**DATA TO USE**
____

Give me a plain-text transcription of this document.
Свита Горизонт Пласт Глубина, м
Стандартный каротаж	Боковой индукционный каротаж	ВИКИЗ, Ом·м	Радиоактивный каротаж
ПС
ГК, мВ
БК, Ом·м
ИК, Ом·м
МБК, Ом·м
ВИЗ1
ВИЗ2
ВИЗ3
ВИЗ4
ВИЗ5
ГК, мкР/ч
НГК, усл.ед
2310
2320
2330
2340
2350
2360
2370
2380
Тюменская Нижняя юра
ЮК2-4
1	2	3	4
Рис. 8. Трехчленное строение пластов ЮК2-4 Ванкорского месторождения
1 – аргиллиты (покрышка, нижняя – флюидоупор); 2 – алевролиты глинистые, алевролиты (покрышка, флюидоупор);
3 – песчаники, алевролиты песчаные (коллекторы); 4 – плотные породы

____

**EXERCISE DETAILS**
Print every record above exactly as written.

**CORRECT ANSWER**
Give me a plain-text transcription of this document.
Свита Горизонт Пласт Глубина, м
Стандартный каротаж	Боковой индукционный каротаж	ВИКИЗ, Ом·м	Радиоактивный каротаж
ПС
ГК, мВ
БК, Ом·м
ИК, Ом·м
МБК, Ом·м
ВИЗ1
ВИЗ2
ВИЗ3
ВИЗ4
ВИЗ5
ГК, мкР/ч
НГК, усл.ед
2310
2320
2330
2340
2350
2360
2370
2380
Тюменская Нижняя юра
ЮК2-4
1	2	3	4
Рис. 8. Трехчленное строение пластов ЮК2-4 Ванкорского месторождения
1 – аргиллиты (покрышка, нижняя – флюидоупор); 2 – алевролиты глинистые, алевролиты (покрышка, флюидоупор);
3 – песчаники, алевролиты песчаные (коллекторы); 4 – плотные породы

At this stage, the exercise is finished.